**Input**
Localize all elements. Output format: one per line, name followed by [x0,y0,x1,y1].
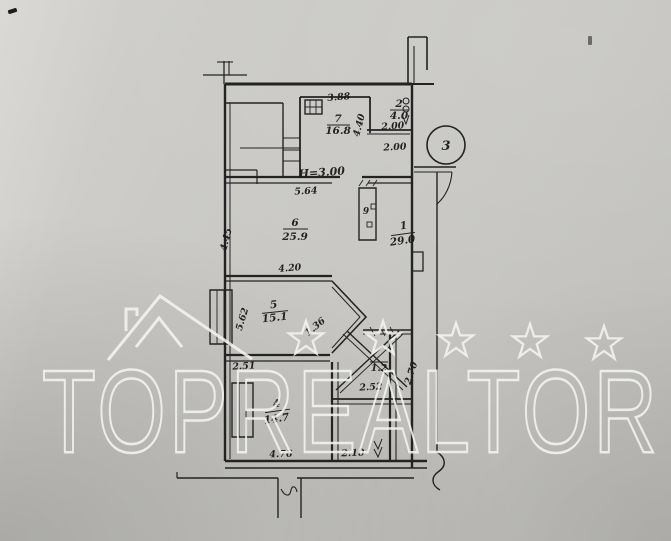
balcony-number: 3 [441,139,450,154]
room7-area: 16.8 [325,125,351,137]
scan-artifact [588,36,592,45]
folding-door [332,281,366,353]
wall-pilaster [210,290,232,344]
room6-number: 6 [291,217,299,229]
room1-number: 1 [399,220,408,233]
watermark: TOPREALTOR [42,296,660,478]
room7-number: 7 [334,113,342,125]
vent-shaft-icon [305,100,322,114]
dim-3-88: 3.88 [327,91,351,104]
dim-5-62: 5.62 [234,306,251,332]
dim-1-36: 1.36 [303,315,328,339]
entrance-squiggle [281,487,297,495]
floor-plan-drawing: 3.88716.84.4024.02.002.003Н=3.005.644.45… [0,0,671,541]
dim-2-00-b: 2.00 [382,141,407,153]
dim-5-64: 5.64 [294,185,318,197]
shaft-number: 9 [363,207,370,217]
dim-4-20: 4.20 [278,262,302,275]
room5-area: 15.1 [261,311,288,326]
watermark-text: TOPREALTOR [42,346,660,478]
entrance-porch [177,472,414,518]
dim-2-00-a: 2.00 [380,120,405,133]
dim-4-45: 4.45 [218,226,234,251]
height-note: Н=3.00 [297,164,346,180]
dim-4-40: 4.40 [351,112,368,138]
scanned-floorplan-photo: 3.88716.84.4024.02.002.003Н=3.005.644.45… [0,0,671,541]
room2-number: 2 [394,98,402,110]
room5-number: 5 [269,299,278,312]
room6-area: 25.9 [281,231,308,243]
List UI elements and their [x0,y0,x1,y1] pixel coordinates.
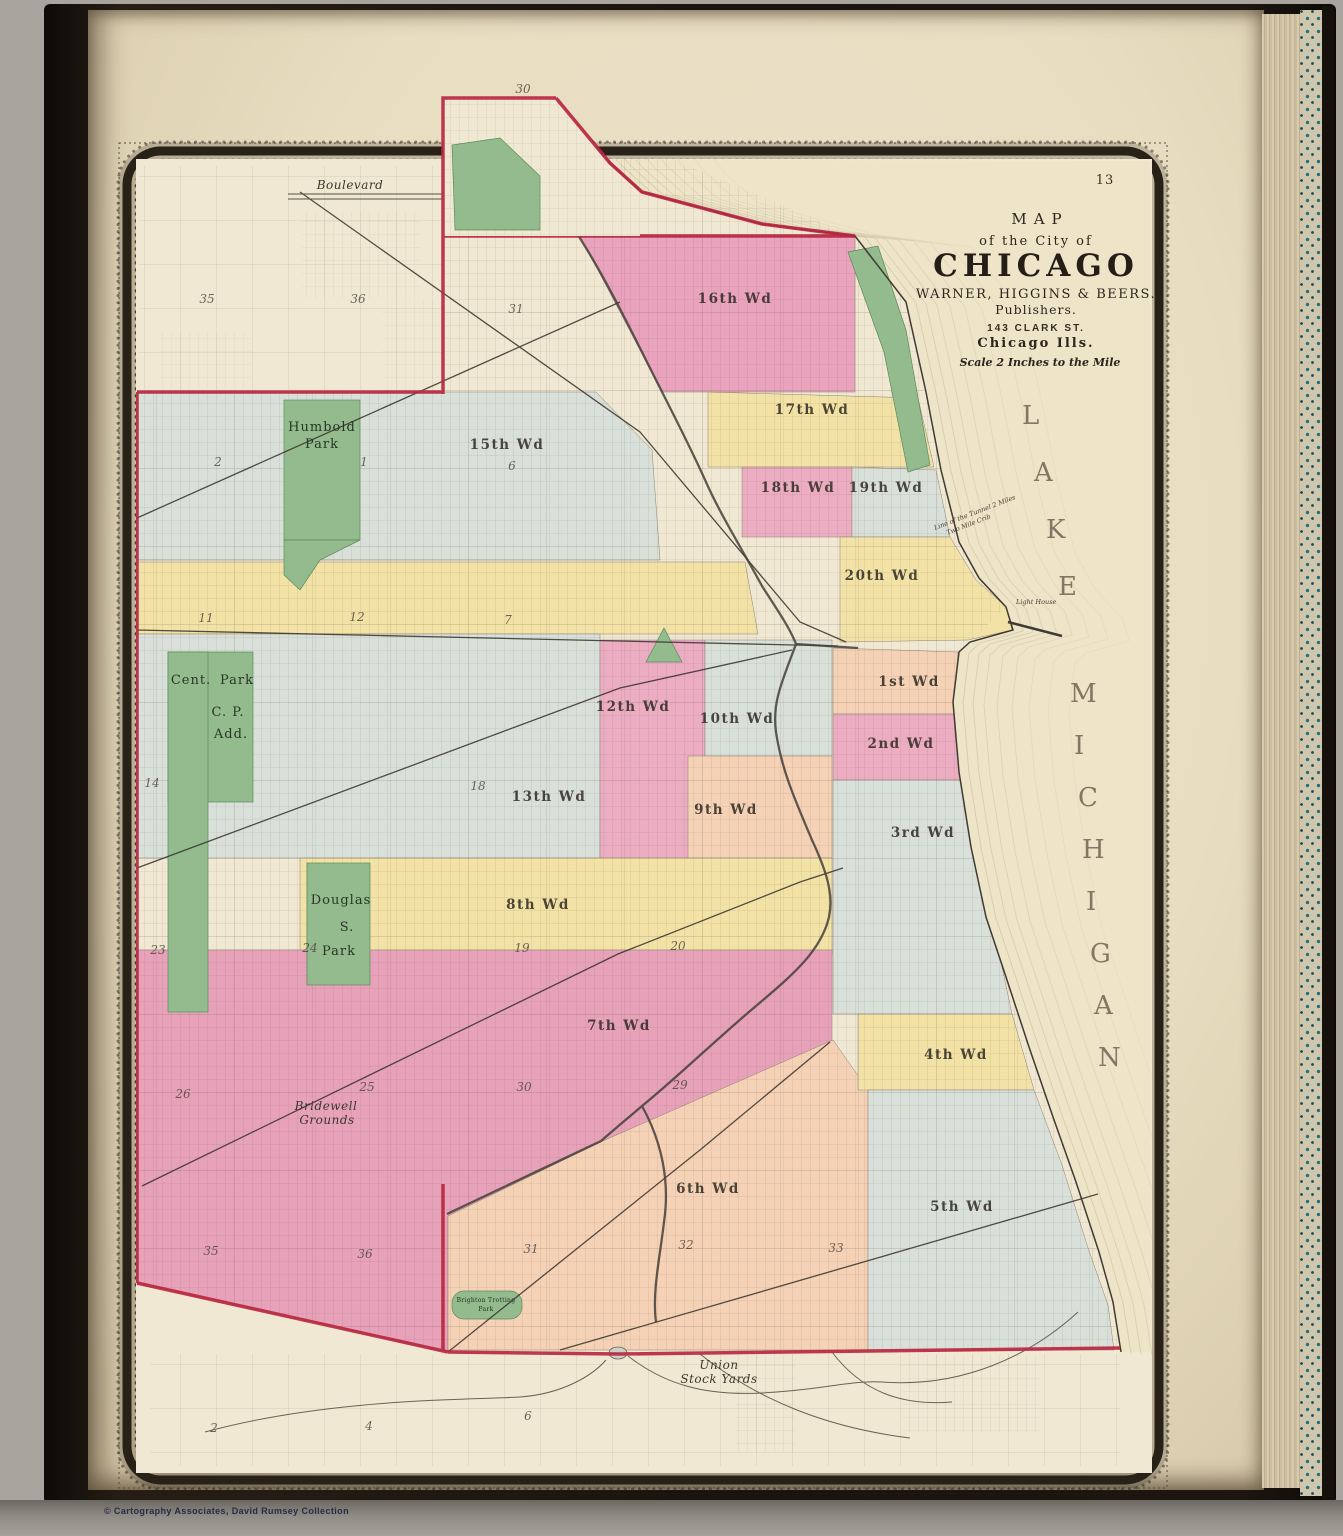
ward-label-18: 18th Wd [761,480,836,496]
stockyards-label-1: Union [699,1358,738,1372]
section-36b: 36 [357,1247,373,1261]
credit-text: © Cartography Associates, David Rumsey C… [104,1506,349,1516]
douglas-park-label-2: S. [340,920,355,935]
bridewell-label-2: Grounds [299,1113,354,1127]
section-35a: 35 [199,292,214,306]
central-park-strip [168,652,208,1012]
central-park-label-2: Park [220,673,254,688]
title-publisher-names: WARNER, HIGGINS & BEERS. [916,287,1156,302]
section-b2: 2 [209,1421,218,1435]
ward-label-10: 10th Wd [700,711,775,727]
ward-label-17: 17th Wd [775,402,850,418]
section-26: 26 [174,1087,191,1101]
ward-label-13: 13th Wd [512,789,587,805]
section-30-top: 30 [515,82,531,96]
douglas-park-label-1: Douglas [311,893,372,908]
section-31b: 31 [523,1242,538,1256]
title-chicago: CHICAGO [933,248,1139,284]
section-6: 6 [508,459,516,473]
section-33: 33 [828,1241,844,1255]
section-11: 11 [198,611,213,625]
section-36a: 36 [350,292,366,306]
section-18: 18 [470,779,486,793]
bridewell-label-1: Bridewell [294,1099,358,1113]
photo-of-atlas-page: { "page": { "number": "13" }, "credit": … [0,0,1343,1536]
central-park-label-1: Cent. [171,673,211,688]
map-artwork: 15th Wd 16th Wd 17th Wd 18th Wd 19th Wd … [0,0,1343,1536]
section-b6: 6 [524,1409,532,1423]
title-publishers: Publishers. [995,302,1077,317]
title-of-the-city-of: of the City of [979,234,1093,249]
section-7: 7 [504,613,512,627]
section-24: 24 [301,941,317,955]
boulevard-label: Boulevard [316,178,384,192]
section-b4: 4 [364,1419,373,1433]
ward-label-8: 8th Wd [506,897,570,913]
title-map: MAP [1011,210,1068,228]
ward-label-3: 3rd Wd [891,825,955,841]
brighton-trotting-park-area [452,1291,522,1319]
title-scale: Scale 2 Inches to the Mile [960,356,1121,369]
title-address: 143 CLARK ST. [987,323,1085,334]
section-29: 29 [671,1078,688,1092]
section-35b: 35 [203,1244,218,1258]
douglas-park-label-3: Park [322,944,356,959]
central-park-label-3: C. P. [212,705,245,720]
section-32: 32 [678,1238,693,1252]
central-park-label-4: Add. [213,727,248,742]
douglas-park-area [307,863,370,985]
lighthouse-label: Light House [1015,598,1057,606]
page-number: 13 [1096,173,1115,188]
ward-label-1: 1st Wd [878,674,940,690]
humboldt-park-label-2: Park [305,437,339,452]
ward-label-15: 15th Wd [470,437,545,453]
section-20: 20 [669,939,686,953]
section-31a: 31 [508,302,523,316]
brighton-park-label-2: Park [478,1306,493,1313]
section-30b: 30 [516,1080,532,1094]
photo-credit-bar: © Cartography Associates, David Rumsey C… [0,1500,1343,1536]
ward-label-2: 2nd Wd [868,736,935,752]
brighton-park-label-1: Brighton Trotting [457,1297,516,1304]
ward-label-6: 6th Wd [676,1181,740,1197]
humboldt-park-label-1: Humbold [288,420,356,435]
ward-label-7: 7th Wd [587,1018,651,1034]
section-19: 19 [514,941,530,955]
section-12: 12 [349,610,364,624]
ward-label-20: 20th Wd [845,568,920,584]
ward-label-5: 5th Wd [930,1199,994,1215]
ward-label-19: 19th Wd [849,480,924,496]
stockyards-label-2: Stock Yards [680,1372,757,1386]
title-city-state: Chicago Ills. [977,336,1094,351]
ward-label-4: 4th Wd [924,1047,988,1063]
section-2: 2 [213,455,222,469]
section-14: 14 [144,776,159,790]
ward-label-12: 12th Wd [596,699,671,715]
section-25: 25 [358,1080,374,1094]
ward-label-16: 16th Wd [698,291,773,307]
ward-label-9: 9th Wd [694,802,758,818]
section-1: 1 [360,455,368,469]
section-23: 23 [149,943,166,957]
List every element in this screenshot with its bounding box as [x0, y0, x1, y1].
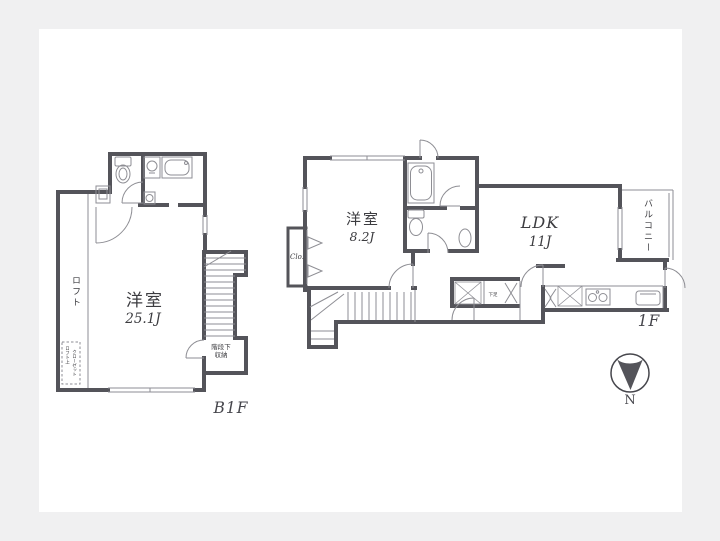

**Task statement**
Reproduce the entire listing above word for word, leaving out the pictures.

**Solution to this exercise**
Localize all elements. Output format: one per line, name followed by [x0,y0,x1,y1].
balcony-number: 3 [441,139,450,154]
room7-area: 16.8 [325,125,351,137]
scan-artifact [588,36,592,45]
folding-door [332,281,366,353]
wall-pilaster [210,290,232,344]
room6-number: 6 [291,217,299,229]
room1-number: 1 [399,220,408,233]
watermark: TOPREALTOR [42,296,660,478]
room7-number: 7 [334,113,342,125]
vent-shaft-icon [305,100,322,114]
dim-3-88: 3.88 [327,91,351,104]
dim-5-62: 5.62 [234,306,251,332]
dim-1-36: 1.36 [303,315,328,339]
entrance-squiggle [281,487,297,495]
floor-plan-drawing: 3.88716.84.4024.02.002.003Н=3.005.644.45… [0,0,671,541]
dim-2-00-b: 2.00 [382,141,407,153]
dim-5-64: 5.64 [294,185,318,197]
shaft-number: 9 [363,207,370,217]
dim-4-20: 4.20 [278,262,302,275]
room5-area: 15.1 [261,311,288,326]
watermark-text: TOPREALTOR [42,346,660,478]
entrance-porch [177,472,414,518]
dim-2-00-a: 2.00 [380,120,405,133]
dim-4-45: 4.45 [218,226,234,251]
height-note: Н=3.00 [297,164,346,180]
dim-4-40: 4.40 [351,112,368,138]
scanned-floorplan-photo: 3.88716.84.4024.02.002.003Н=3.005.644.45… [0,0,671,541]
room2-number: 2 [394,98,402,110]
room5-number: 5 [269,299,278,312]
room6-area: 25.9 [281,231,308,243]
List UI elements and their [x0,y0,x1,y1] pixel coordinates.
ward-label-18: 18th Wd [761,480,836,496]
stockyards-label-1: Union [699,1358,738,1372]
section-36b: 36 [357,1247,373,1261]
credit-text: © Cartography Associates, David Rumsey C… [104,1506,349,1516]
douglas-park-label-2: S. [340,920,355,935]
bridewell-label-2: Grounds [299,1113,354,1127]
section-35a: 35 [199,292,214,306]
central-park-strip [168,652,208,1012]
central-park-label-2: Park [220,673,254,688]
title-publisher-names: WARNER, HIGGINS & BEERS. [916,287,1156,302]
section-b2: 2 [209,1421,218,1435]
ward-label-10: 10th Wd [700,711,775,727]
ward-label-17: 17th Wd [775,402,850,418]
section-26: 26 [174,1087,191,1101]
ward-label-13: 13th Wd [512,789,587,805]
section-30-top: 30 [515,82,531,96]
douglas-park-label-1: Douglas [311,893,372,908]
section-31b: 31 [523,1242,538,1256]
title-chicago: CHICAGO [933,248,1139,284]
section-6: 6 [508,459,516,473]
section-33: 33 [828,1241,844,1255]
section-11: 11 [198,611,213,625]
section-36a: 36 [350,292,366,306]
section-18: 18 [470,779,486,793]
bridewell-label-1: Bridewell [294,1099,358,1113]
photo-of-atlas-page: { "page": { "number": "13" }, "credit": … [0,0,1343,1536]
central-park-label-1: Cent. [171,673,211,688]
map-artwork: 15th Wd 16th Wd 17th Wd 18th Wd 19th Wd … [0,0,1343,1536]
section-b6: 6 [524,1409,532,1423]
title-publishers: Publishers. [995,302,1077,317]
title-of-the-city-of: of the City of [979,234,1093,249]
section-7: 7 [504,613,512,627]
section-24: 24 [301,941,317,955]
boulevard-label: Boulevard [316,178,384,192]
section-b4: 4 [364,1419,373,1433]
ward-label-8: 8th Wd [506,897,570,913]
title-map: MAP [1011,210,1068,228]
ward-label-3: 3rd Wd [891,825,955,841]
brighton-trotting-park-area [452,1291,522,1319]
title-scale: Scale 2 Inches to the Mile [960,356,1121,369]
title-address: 143 CLARK ST. [987,323,1085,334]
section-29: 29 [671,1078,688,1092]
section-35b: 35 [203,1244,218,1258]
douglas-park-label-3: Park [322,944,356,959]
central-park-label-3: C. P. [212,705,245,720]
section-32: 32 [678,1238,693,1252]
central-park-label-4: Add. [213,727,248,742]
douglas-park-area [307,863,370,985]
lighthouse-label: Light House [1015,598,1057,606]
page-number: 13 [1096,173,1115,188]
ward-label-1: 1st Wd [878,674,940,690]
humboldt-park-label-2: Park [305,437,339,452]
ward-label-15: 15th Wd [470,437,545,453]
section-20: 20 [669,939,686,953]
section-31a: 31 [508,302,523,316]
brighton-park-label-2: Park [478,1306,493,1313]
section-30b: 30 [516,1080,532,1094]
photo-credit-bar: © Cartography Associates, David Rumsey C… [0,1500,1343,1536]
ward-label-2: 2nd Wd [868,736,935,752]
brighton-park-label-1: Brighton Trotting [457,1297,516,1304]
ward-label-6: 6th Wd [676,1181,740,1197]
humboldt-park-label-1: Humbold [288,420,356,435]
ward-label-7: 7th Wd [587,1018,651,1034]
section-19: 19 [514,941,530,955]
section-12: 12 [349,610,364,624]
ward-label-20: 20th Wd [845,568,920,584]
ward-label-5: 5th Wd [930,1199,994,1215]
ward-label-19: 19th Wd [849,480,924,496]
stockyards-label-2: Stock Yards [680,1372,757,1386]
title-city-state: Chicago Ills. [977,336,1094,351]
ward-label-4: 4th Wd [924,1047,988,1063]
section-2: 2 [213,455,222,469]
section-14: 14 [144,776,159,790]
ward-label-12: 12th Wd [596,699,671,715]
section-25: 25 [358,1080,374,1094]
ward-label-16: 16th Wd [698,291,773,307]
ward-label-9: 9th Wd [694,802,758,818]
section-1: 1 [360,455,368,469]
section-23: 23 [149,943,166,957]
List every element in this screenshot with its bounding box as [x0, y0, x1, y1].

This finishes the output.